▶ _Work to do_: Make an exact copy of all the entries, with the pictures left out.

Data excerpts
--
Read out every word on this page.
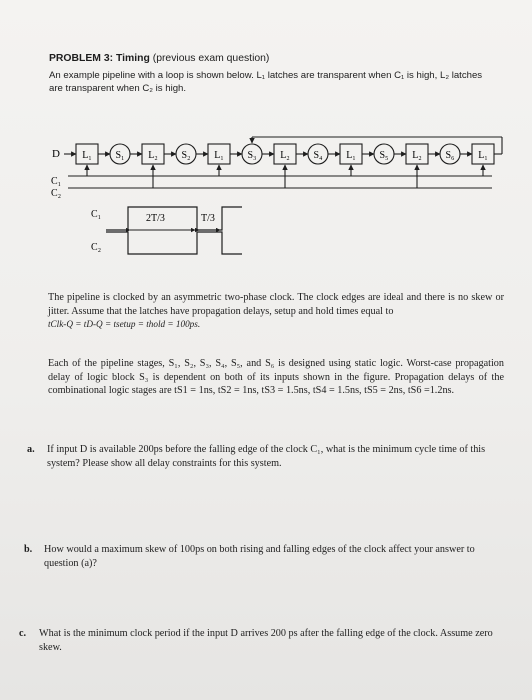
PROBLEM 3: Timing (previous exam question)
An example pipeline with a loop is shown below. L₁ latches are transparent when C₁ is high, L₂ latches are transparent when C₂ is high.
D
C₁
C₂
C₁
C₂
2T/3	T/3
L₁ S₁ L₂ S₂ L₁ S₃ L₂ S₄ L₁ S₅ L₂ S₆ L₁
The pipeline is clocked by an asymmetric two-phase clock. The clock edges are ideal and there is no skew or jitter. Assume that the latches have propagation delays, setup and hold times equal to
tClk-Q = tD-Q = tsetup = thold = 100ps.
Each of the pipeline stages, S₁, S₂, S₃, S₄, S₅, and S₆ is designed using static logic. Worst-case propagation delay of logic block S₃ is dependent on both of its inputs shown in the figure. Propagation delays of the combinational logic stages are tS1 = 1ns, tS2 = 1ns, tS3 = 1.5ns, tS4 = 1.5ns, tS5 = 2ns, tS6 =1.2ns.
a.	If input D is available 200ps before the falling edge of the clock C₁, what is the minimum cycle time of this system? Please show all delay constraints for this system.
b.	How would a maximum skew of 100ps on both rising and falling edges of the clock affect your answer to question (a)?
c.	What is the minimum clock period if the input D arrives 200 ps after the falling edge of the clock. Assume zero skew.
--
▶ _Reply to the exercise_:
Read out every word on this page.
PROBLEM 3: Timing (previous exam question)
An example pipeline with a loop is shown below. L₁ latches are transparent when C₁ is high, L₂ latches are transparent when C₂ is high.
D
C₁
C₂
C₁
C₂
2T/3	T/3
L₁ S₁ L₂ S₂ L₁ S₃ L₂ S₄ L₁ S₅ L₂ S₆ L₁
The pipeline is clocked by an asymmetric two-phase clock. The clock edges are ideal and there is no skew or jitter. Assume that the latches have propagation delays, setup and hold times equal to
tClk-Q = tD-Q = tsetup = thold = 100ps.
Each of the pipeline stages, S₁, S₂, S₃, S₄, S₅, and S₆ is designed using static logic. Worst-case propagation delay of logic block S₃ is dependent on both of its inputs shown in the figure. Propagation delays of the combinational logic stages are tS1 = 1ns, tS2 = 1ns, tS3 = 1.5ns, tS4 = 1.5ns, tS5 = 2ns, tS6 =1.2ns.
a.	If input D is available 200ps before the falling edge of the clock C₁, what is the minimum cycle time of this system? Please show all delay constraints for this system.
b.	How would a maximum skew of 100ps on both rising and falling edges of the clock affect your answer to question (a)?
c.	What is the minimum clock period if the input D arrives 200 ps after the falling edge of the clock. Assume zero skew.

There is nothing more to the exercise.